(Lines of data)
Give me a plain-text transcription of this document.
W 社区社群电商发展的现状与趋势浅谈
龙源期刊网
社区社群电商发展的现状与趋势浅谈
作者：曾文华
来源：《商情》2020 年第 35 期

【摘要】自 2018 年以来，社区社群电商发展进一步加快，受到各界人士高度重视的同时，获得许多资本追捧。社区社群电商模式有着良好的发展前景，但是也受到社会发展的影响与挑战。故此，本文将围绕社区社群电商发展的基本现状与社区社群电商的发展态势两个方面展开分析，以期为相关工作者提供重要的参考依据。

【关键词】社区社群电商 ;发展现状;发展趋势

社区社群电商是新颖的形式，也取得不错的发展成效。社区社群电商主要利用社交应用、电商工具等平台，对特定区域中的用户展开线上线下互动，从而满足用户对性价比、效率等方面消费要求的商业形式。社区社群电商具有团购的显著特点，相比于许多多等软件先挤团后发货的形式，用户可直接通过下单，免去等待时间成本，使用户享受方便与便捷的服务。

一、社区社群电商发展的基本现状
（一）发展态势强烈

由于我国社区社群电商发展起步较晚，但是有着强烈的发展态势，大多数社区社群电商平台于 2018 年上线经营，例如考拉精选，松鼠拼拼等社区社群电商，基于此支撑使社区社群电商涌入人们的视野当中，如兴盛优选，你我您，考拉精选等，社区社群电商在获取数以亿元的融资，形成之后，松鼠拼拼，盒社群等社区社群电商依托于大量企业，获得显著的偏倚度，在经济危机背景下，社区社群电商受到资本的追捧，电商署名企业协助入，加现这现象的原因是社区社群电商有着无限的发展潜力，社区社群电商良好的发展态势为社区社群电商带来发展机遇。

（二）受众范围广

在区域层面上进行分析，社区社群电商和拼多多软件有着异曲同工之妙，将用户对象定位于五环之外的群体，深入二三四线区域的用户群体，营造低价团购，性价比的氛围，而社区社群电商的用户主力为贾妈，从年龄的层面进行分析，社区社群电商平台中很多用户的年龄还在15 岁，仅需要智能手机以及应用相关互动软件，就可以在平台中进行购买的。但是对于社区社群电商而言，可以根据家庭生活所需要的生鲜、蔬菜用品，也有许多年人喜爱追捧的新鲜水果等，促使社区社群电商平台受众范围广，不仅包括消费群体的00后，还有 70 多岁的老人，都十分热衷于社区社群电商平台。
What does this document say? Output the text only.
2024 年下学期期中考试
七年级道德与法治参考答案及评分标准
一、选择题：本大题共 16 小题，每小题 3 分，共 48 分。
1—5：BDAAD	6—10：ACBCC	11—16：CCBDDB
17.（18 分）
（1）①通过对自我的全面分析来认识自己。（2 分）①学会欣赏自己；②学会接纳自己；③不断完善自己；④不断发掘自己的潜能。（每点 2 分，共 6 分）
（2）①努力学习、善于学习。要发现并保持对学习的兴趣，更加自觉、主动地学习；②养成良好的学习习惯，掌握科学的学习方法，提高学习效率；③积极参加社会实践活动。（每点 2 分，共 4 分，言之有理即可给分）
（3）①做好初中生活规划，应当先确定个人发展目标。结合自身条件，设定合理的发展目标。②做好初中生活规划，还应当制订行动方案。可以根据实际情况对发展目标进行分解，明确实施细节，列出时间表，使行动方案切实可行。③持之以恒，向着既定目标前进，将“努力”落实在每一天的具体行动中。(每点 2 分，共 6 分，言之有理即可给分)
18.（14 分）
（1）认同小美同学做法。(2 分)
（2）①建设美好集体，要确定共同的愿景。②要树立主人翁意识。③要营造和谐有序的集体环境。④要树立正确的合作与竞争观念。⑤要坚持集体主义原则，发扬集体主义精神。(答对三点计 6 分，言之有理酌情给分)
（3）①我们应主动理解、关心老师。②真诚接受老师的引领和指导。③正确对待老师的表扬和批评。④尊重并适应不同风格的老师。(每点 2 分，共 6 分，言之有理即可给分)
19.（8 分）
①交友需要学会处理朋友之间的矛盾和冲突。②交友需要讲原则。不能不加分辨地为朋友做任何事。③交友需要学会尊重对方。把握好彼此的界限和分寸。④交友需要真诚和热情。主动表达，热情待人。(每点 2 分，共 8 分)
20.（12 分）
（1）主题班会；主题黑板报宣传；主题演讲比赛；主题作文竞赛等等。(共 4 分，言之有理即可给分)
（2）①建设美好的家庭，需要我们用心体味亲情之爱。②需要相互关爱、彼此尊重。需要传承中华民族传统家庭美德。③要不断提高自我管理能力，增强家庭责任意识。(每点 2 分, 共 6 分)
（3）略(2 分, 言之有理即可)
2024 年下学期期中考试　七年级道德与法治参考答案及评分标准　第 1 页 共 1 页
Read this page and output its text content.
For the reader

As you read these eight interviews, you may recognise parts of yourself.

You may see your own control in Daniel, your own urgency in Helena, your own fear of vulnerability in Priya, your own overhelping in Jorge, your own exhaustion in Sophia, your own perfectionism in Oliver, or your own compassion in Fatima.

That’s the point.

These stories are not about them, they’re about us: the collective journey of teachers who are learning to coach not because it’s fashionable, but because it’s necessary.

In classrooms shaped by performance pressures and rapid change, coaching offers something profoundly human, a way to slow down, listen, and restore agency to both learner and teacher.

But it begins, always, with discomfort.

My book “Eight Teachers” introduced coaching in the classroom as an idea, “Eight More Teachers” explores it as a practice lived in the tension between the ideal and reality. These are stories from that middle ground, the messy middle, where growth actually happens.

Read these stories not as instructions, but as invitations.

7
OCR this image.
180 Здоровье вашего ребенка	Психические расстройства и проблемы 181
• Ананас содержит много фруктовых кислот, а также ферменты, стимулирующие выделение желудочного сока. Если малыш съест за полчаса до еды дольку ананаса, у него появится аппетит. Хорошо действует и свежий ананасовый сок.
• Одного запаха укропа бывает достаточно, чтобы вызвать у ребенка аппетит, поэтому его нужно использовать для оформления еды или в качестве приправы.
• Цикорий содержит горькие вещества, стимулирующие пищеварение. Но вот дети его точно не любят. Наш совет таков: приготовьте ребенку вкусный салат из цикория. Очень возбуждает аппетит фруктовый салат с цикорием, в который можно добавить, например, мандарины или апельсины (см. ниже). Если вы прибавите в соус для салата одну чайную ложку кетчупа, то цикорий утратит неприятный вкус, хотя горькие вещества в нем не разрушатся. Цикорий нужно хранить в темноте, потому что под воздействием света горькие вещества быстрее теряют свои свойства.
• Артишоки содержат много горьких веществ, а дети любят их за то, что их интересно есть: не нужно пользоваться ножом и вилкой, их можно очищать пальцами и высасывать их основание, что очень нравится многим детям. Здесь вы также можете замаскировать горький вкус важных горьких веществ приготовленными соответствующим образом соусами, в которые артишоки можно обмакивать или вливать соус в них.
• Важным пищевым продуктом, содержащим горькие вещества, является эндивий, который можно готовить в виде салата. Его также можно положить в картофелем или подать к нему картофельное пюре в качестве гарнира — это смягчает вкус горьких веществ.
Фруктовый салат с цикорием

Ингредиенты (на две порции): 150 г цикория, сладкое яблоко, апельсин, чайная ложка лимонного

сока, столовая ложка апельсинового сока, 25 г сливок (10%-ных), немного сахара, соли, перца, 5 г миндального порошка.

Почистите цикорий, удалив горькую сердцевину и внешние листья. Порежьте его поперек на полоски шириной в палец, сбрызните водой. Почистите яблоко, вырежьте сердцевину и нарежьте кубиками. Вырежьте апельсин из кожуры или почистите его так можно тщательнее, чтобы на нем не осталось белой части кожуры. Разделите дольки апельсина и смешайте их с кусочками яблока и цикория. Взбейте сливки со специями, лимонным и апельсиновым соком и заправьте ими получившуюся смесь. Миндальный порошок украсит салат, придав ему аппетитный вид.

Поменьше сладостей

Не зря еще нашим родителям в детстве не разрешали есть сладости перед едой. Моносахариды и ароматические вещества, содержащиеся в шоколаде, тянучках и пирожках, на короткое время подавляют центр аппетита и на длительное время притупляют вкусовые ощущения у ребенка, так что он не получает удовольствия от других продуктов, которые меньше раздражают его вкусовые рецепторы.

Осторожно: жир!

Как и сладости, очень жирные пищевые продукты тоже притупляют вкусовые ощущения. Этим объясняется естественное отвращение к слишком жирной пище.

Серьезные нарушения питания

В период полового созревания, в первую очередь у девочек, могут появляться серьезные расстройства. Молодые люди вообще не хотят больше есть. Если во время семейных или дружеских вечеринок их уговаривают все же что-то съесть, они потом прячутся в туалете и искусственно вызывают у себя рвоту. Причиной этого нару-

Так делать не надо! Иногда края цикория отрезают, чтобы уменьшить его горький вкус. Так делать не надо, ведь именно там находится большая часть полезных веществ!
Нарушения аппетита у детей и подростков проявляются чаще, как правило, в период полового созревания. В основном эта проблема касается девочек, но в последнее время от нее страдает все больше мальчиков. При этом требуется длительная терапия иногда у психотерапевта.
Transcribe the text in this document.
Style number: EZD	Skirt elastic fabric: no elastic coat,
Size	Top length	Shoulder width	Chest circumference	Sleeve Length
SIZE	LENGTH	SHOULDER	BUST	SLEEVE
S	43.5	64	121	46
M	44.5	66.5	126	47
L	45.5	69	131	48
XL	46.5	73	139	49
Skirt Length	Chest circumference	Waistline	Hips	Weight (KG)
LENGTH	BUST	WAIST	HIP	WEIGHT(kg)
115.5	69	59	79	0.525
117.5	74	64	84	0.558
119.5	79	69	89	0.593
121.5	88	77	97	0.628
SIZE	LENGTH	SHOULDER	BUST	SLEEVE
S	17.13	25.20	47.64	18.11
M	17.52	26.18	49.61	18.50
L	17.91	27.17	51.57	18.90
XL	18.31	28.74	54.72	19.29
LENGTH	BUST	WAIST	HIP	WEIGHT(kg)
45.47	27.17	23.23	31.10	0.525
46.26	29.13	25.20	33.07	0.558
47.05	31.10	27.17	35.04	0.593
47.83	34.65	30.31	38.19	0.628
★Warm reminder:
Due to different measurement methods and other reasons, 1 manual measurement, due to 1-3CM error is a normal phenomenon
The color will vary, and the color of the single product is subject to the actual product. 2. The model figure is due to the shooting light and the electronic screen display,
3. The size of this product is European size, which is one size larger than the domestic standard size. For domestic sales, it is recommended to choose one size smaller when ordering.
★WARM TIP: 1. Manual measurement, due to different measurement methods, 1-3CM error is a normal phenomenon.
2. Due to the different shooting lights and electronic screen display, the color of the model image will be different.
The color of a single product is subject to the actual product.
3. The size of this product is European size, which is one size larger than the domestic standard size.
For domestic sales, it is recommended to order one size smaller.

WHAT IS BEING ASKED — Determine how many lines of the listing above hold the word "салата". Report that number without anything else.

FINAL ANSWER — 2